= TASK TO COMPLETE =
Every record below should be written out exactly; pictures stay out.
======== MATERIAL FOR THIS EXERCISE ========
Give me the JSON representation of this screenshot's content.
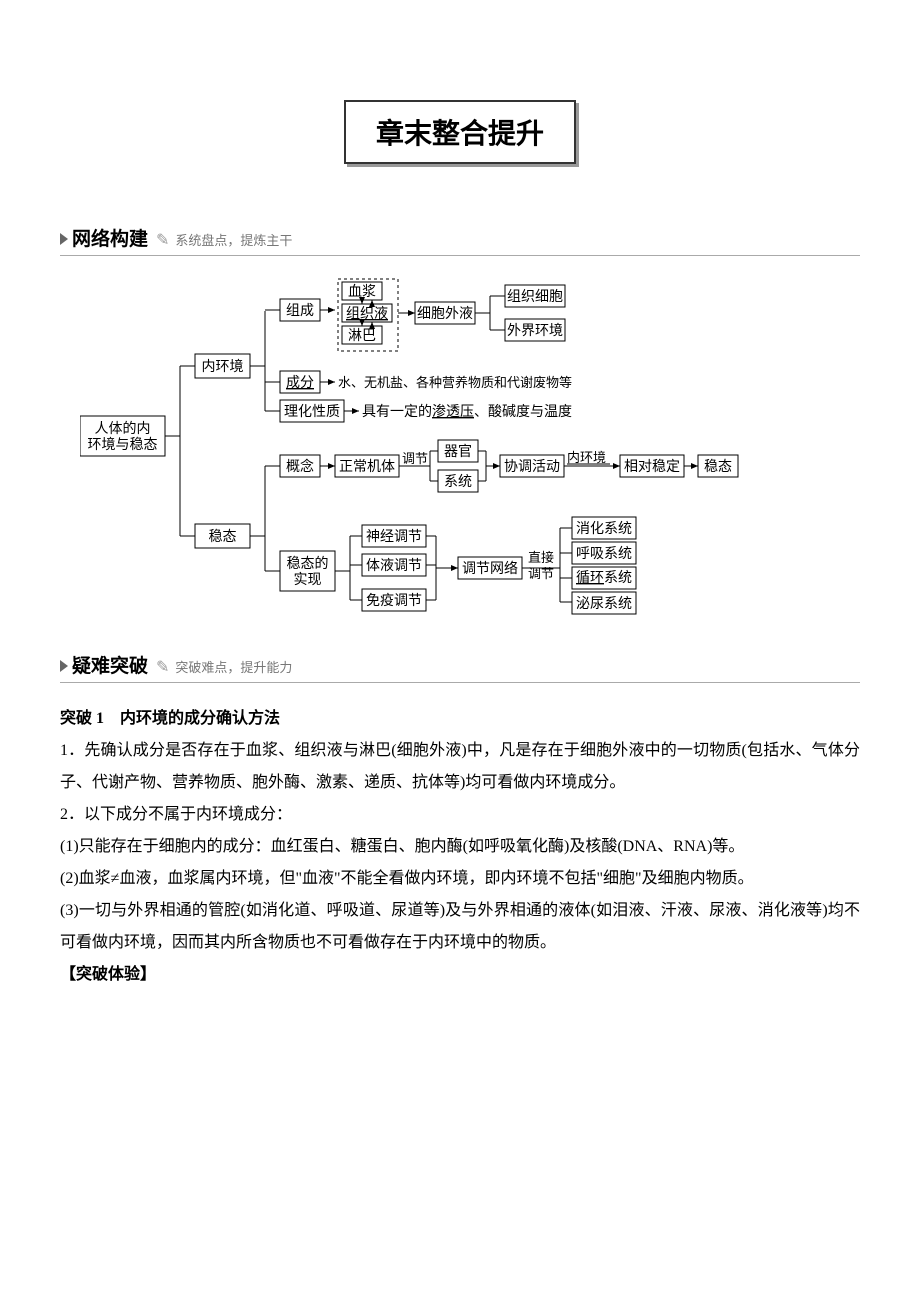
{
  "title": "章末整合提升",
  "section1": {
    "title": "网络构建",
    "subtitle": "系统盘点，提炼主干"
  },
  "diagram": {
    "root": "人体的内\n环境与稳态",
    "b_neihuanjing": "内环境",
    "b_wentai": "稳态",
    "b_zucheng": "组成",
    "b_chengfen": "成分",
    "b_lihua": "理化性质",
    "b_xuejang": "血浆",
    "b_zuzhi": "组织液",
    "b_linba": "淋巴",
    "b_waiye": "细胞外液",
    "b_zuzhixibao": "组织细胞",
    "b_waijie": "外界环境",
    "t_chengfen_desc": "水、无机盐、各种营养物质和代谢废物等",
    "t_lihua_desc1": "具有一定的",
    "t_lihua_desc2": "渗透压",
    "t_lihua_desc3": "、酸碱度与温度",
    "b_gainian": "概念",
    "b_zhengchang": "正常机体",
    "t_tiaojie": "调节",
    "b_qiguan": "器官",
    "b_xitong": "系统",
    "b_xietiao": "协调活动",
    "b_neihuanjing2": "内环境",
    "b_xiangdui": "相对稳定",
    "b_wentai2": "稳态",
    "b_shixian": "稳态的\n实现",
    "b_shenjing": "神经调节",
    "b_tiye": "体液调节",
    "b_mianyi": "免疫调节",
    "b_tiaojiewangluo": "调节网络",
    "t_zhijie": "直接",
    "t_tiaojie2": "调节",
    "b_xiaohua": "消化系统",
    "b_huxi": "呼吸系统",
    "b_xunhuan": "循环",
    "t_xunhuan_suffix": "系统",
    "b_miniao": "泌尿系统"
  },
  "section2": {
    "title": "疑难突破",
    "subtitle": "突破难点，提升能力"
  },
  "breakthrough": {
    "bt1_title": "突破 1　内环境的成分确认方法",
    "p1": "1．先确认成分是否存在于血浆、组织液与淋巴(细胞外液)中，凡是存在于细胞外液中的一切物质(包括水、气体分子、代谢产物、营养物质、胞外酶、激素、递质、抗体等)均可看做内环境成分。",
    "p2": "2．以下成分不属于内环境成分：",
    "p3": "(1)只能存在于细胞内的成分：血红蛋白、糖蛋白、胞内酶(如呼吸氧化酶)及核酸(DNA、RNA)等。",
    "p4": "(2)血浆≠血液，血浆属内环境，但\"血液\"不能全看做内环境，即内环境不包括\"细胞\"及细胞内物质。",
    "p5": "(3)一切与外界相通的管腔(如消化道、呼吸道、尿道等)及与外界相通的液体(如泪液、汗液、尿液、消化液等)均不可看做内环境，因而其内所含物质也不可看做存在于内环境中的物质。",
    "experience": "【突破体验】"
  }
}
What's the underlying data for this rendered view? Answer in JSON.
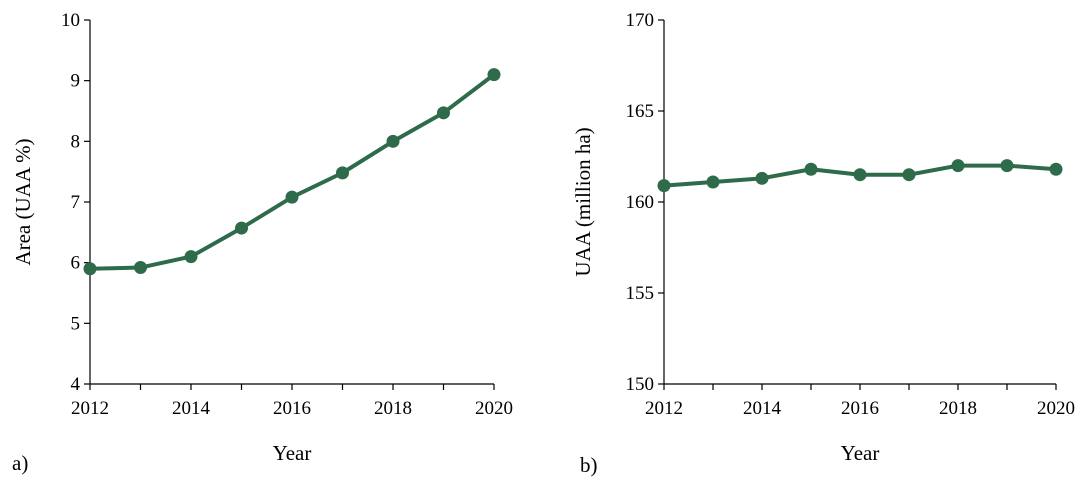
{
  "colors": {
    "series": "#2e6b4a",
    "axis": "#000000",
    "background": "#ffffff"
  },
  "chart_data": [
    {
      "type": "line",
      "panel_label": "a)",
      "title": "",
      "xlabel": "Year",
      "ylabel": "Area (UAA %)",
      "xlim": [
        2012,
        2020
      ],
      "ylim": [
        4,
        10
      ],
      "x_ticks": [
        2012,
        2014,
        2016,
        2018,
        2020
      ],
      "y_ticks": [
        4,
        5,
        6,
        7,
        8,
        9,
        10
      ],
      "grid": false,
      "legend": "none",
      "x": [
        2012,
        2013,
        2014,
        2015,
        2016,
        2017,
        2018,
        2019,
        2020
      ],
      "series": [
        {
          "values": [
            5.9,
            5.92,
            6.1,
            6.57,
            7.08,
            7.48,
            8.0,
            8.47,
            9.1
          ]
        }
      ]
    },
    {
      "type": "line",
      "panel_label": "b)",
      "title": "",
      "xlabel": "Year",
      "ylabel": "UAA (million ha)",
      "xlim": [
        2012,
        2020
      ],
      "ylim": [
        150,
        170
      ],
      "x_ticks": [
        2012,
        2014,
        2016,
        2018,
        2020
      ],
      "y_ticks": [
        150,
        155,
        160,
        165,
        170
      ],
      "grid": false,
      "legend": "none",
      "x": [
        2012,
        2013,
        2014,
        2015,
        2016,
        2017,
        2018,
        2019,
        2020
      ],
      "series": [
        {
          "values": [
            160.9,
            161.1,
            161.3,
            161.8,
            161.5,
            161.5,
            162.0,
            162.0,
            161.8
          ]
        }
      ]
    }
  ]
}
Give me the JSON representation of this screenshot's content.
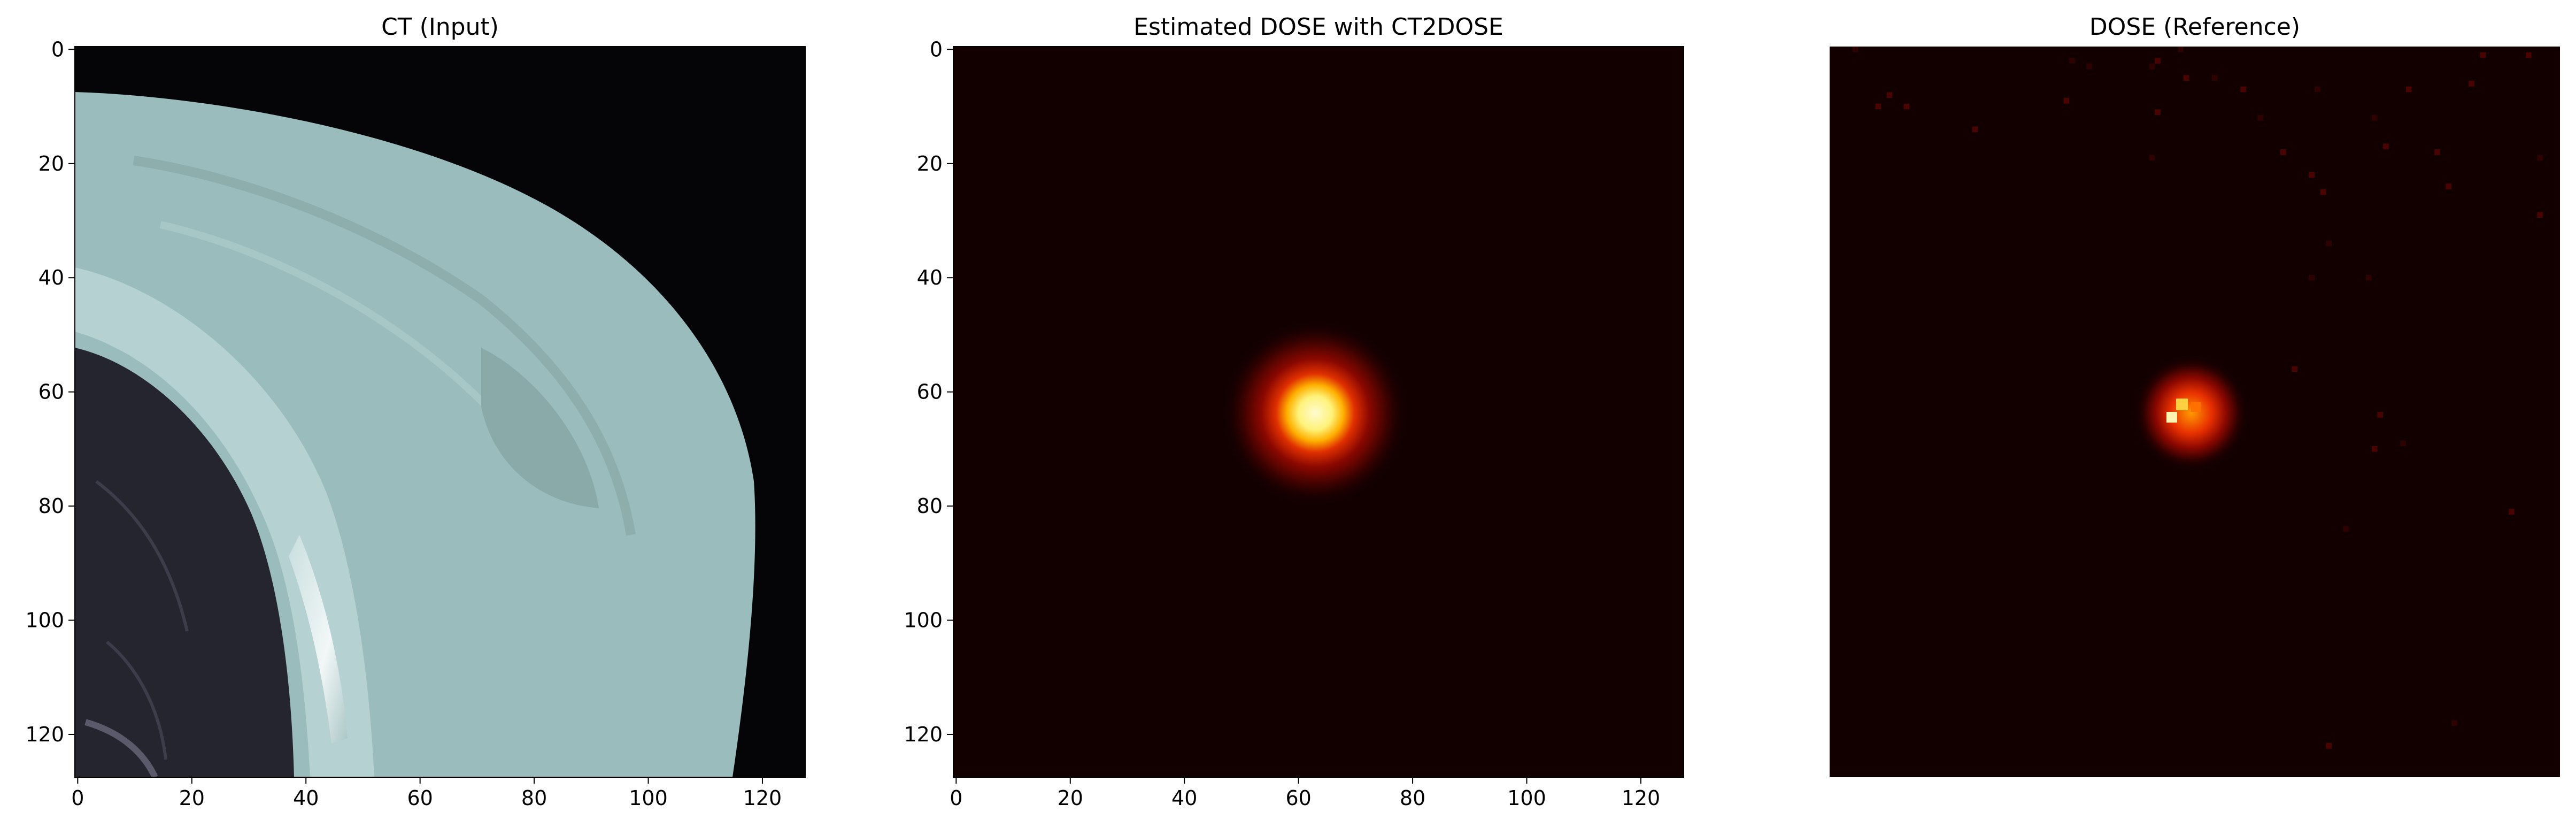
{
  "panels": [
    {
      "title": "CT (Input)",
      "x_ticks": [
        "0",
        "20",
        "40",
        "60",
        "80",
        "100",
        "120"
      ],
      "y_ticks": [
        "0",
        "20",
        "40",
        "60",
        "80",
        "100",
        "120"
      ],
      "colormap": "bone",
      "show_axes": true
    },
    {
      "title": "Estimated DOSE with CT2DOSE",
      "x_ticks": [
        "0",
        "20",
        "40",
        "60",
        "80",
        "100",
        "120"
      ],
      "y_ticks": [
        "0",
        "20",
        "40",
        "60",
        "80",
        "100",
        "120"
      ],
      "colormap": "hot",
      "show_axes": true
    },
    {
      "title": "DOSE (Reference)",
      "x_ticks": [],
      "y_ticks": [],
      "colormap": "hot",
      "show_axes": false
    }
  ],
  "image_grid": {
    "pixels": 128
  },
  "colors": {
    "ct_background": "#050508",
    "ct_tissue": "#9bbcbc",
    "ct_lung": "#25252f",
    "dose_background": "#120000",
    "dose_core": "#fffbd0"
  },
  "dose_hotspot": {
    "center_x": 63,
    "center_y": 63
  }
}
========
= RESULT OF THIS TASK =
Give me the JSON representation of this screenshot's content.
{
  "title": "章末整合提升",
  "section1": {
    "title": "网络构建",
    "subtitle": "系统盘点，提炼主干"
  },
  "diagram": {
    "root": "人体的内\n环境与稳态",
    "b_neihuanjing": "内环境",
    "b_wentai": "稳态",
    "b_zucheng": "组成",
    "b_chengfen": "成分",
    "b_lihua": "理化性质",
    "b_xuejang": "血浆",
    "b_zuzhi": "组织液",
    "b_linba": "淋巴",
    "b_waiye": "细胞外液",
    "b_zuzhixibao": "组织细胞",
    "b_waijie": "外界环境",
    "t_chengfen_desc": "水、无机盐、各种营养物质和代谢废物等",
    "t_lihua_desc1": "具有一定的",
    "t_lihua_desc2": "渗透压",
    "t_lihua_desc3": "、酸碱度与温度",
    "b_gainian": "概念",
    "b_zhengchang": "正常机体",
    "t_tiaojie": "调节",
    "b_qiguan": "器官",
    "b_xitong": "系统",
    "b_xietiao": "协调活动",
    "b_neihuanjing2": "内环境",
    "b_xiangdui": "相对稳定",
    "b_wentai2": "稳态",
    "b_shixian": "稳态的\n实现",
    "b_shenjing": "神经调节",
    "b_tiye": "体液调节",
    "b_mianyi": "免疫调节",
    "b_tiaojiewangluo": "调节网络",
    "t_zhijie": "直接",
    "t_tiaojie2": "调节",
    "b_xiaohua": "消化系统",
    "b_huxi": "呼吸系统",
    "b_xunhuan": "循环",
    "t_xunhuan_suffix": "系统",
    "b_miniao": "泌尿系统"
  },
  "section2": {
    "title": "疑难突破",
    "subtitle": "突破难点，提升能力"
  },
  "breakthrough": {
    "bt1_title": "突破 1　内环境的成分确认方法",
    "p1": "1．先确认成分是否存在于血浆、组织液与淋巴(细胞外液)中，凡是存在于细胞外液中的一切物质(包括水、气体分子、代谢产物、营养物质、胞外酶、激素、递质、抗体等)均可看做内环境成分。",
    "p2": "2．以下成分不属于内环境成分：",
    "p3": "(1)只能存在于细胞内的成分：血红蛋白、糖蛋白、胞内酶(如呼吸氧化酶)及核酸(DNA、RNA)等。",
    "p4": "(2)血浆≠血液，血浆属内环境，但\"血液\"不能全看做内环境，即内环境不包括\"细胞\"及细胞内物质。",
    "p5": "(3)一切与外界相通的管腔(如消化道、呼吸道、尿道等)及与外界相通的液体(如泪液、汗液、尿液、消化液等)均不可看做内环境，因而其内所含物质也不可看做存在于内环境中的物质。",
    "experience": "【突破体验】"
  }
}
What's the underlying data for this rendered view? Answer in JSON.
{
  "colors": {
    "series": "#2e6b4a",
    "axis": "#000000",
    "background": "#ffffff"
  },
  "chart_data": [
    {
      "type": "line",
      "panel_label": "a)",
      "title": "",
      "xlabel": "Year",
      "ylabel": "Area (UAA %)",
      "xlim": [
        2012,
        2020
      ],
      "ylim": [
        4,
        10
      ],
      "x_ticks": [
        2012,
        2014,
        2016,
        2018,
        2020
      ],
      "y_ticks": [
        4,
        5,
        6,
        7,
        8,
        9,
        10
      ],
      "grid": false,
      "legend": "none",
      "x": [
        2012,
        2013,
        2014,
        2015,
        2016,
        2017,
        2018,
        2019,
        2020
      ],
      "series": [
        {
          "values": [
            5.9,
            5.92,
            6.1,
            6.57,
            7.08,
            7.48,
            8.0,
            8.47,
            9.1
          ]
        }
      ]
    },
    {
      "type": "line",
      "panel_label": "b)",
      "title": "",
      "xlabel": "Year",
      "ylabel": "UAA (million ha)",
      "xlim": [
        2012,
        2020
      ],
      "ylim": [
        150,
        170
      ],
      "x_ticks": [
        2012,
        2014,
        2016,
        2018,
        2020
      ],
      "y_ticks": [
        150,
        155,
        160,
        165,
        170
      ],
      "grid": false,
      "legend": "none",
      "x": [
        2012,
        2013,
        2014,
        2015,
        2016,
        2017,
        2018,
        2019,
        2020
      ],
      "series": [
        {
          "values": [
            160.9,
            161.1,
            161.3,
            161.8,
            161.5,
            161.5,
            162.0,
            162.0,
            161.8
          ]
        }
      ]
    }
  ]
}
Give me the JSON representation of this screenshot's content.
{
  "panels": [
    {
      "title": "CT (Input)",
      "x_ticks": [
        "0",
        "20",
        "40",
        "60",
        "80",
        "100",
        "120"
      ],
      "y_ticks": [
        "0",
        "20",
        "40",
        "60",
        "80",
        "100",
        "120"
      ],
      "colormap": "bone",
      "show_axes": true
    },
    {
      "title": "Estimated DOSE with CT2DOSE",
      "x_ticks": [
        "0",
        "20",
        "40",
        "60",
        "80",
        "100",
        "120"
      ],
      "y_ticks": [
        "0",
        "20",
        "40",
        "60",
        "80",
        "100",
        "120"
      ],
      "colormap": "hot",
      "show_axes": true
    },
    {
      "title": "DOSE (Reference)",
      "x_ticks": [],
      "y_ticks": [],
      "colormap": "hot",
      "show_axes": false
    }
  ],
  "image_grid": {
    "pixels": 128
  },
  "colors": {
    "ct_background": "#050508",
    "ct_tissue": "#9bbcbc",
    "ct_lung": "#25252f",
    "dose_background": "#120000",
    "dose_core": "#fffbd0"
  },
  "dose_hotspot": {
    "center_x": 63,
    "center_y": 63
  }
}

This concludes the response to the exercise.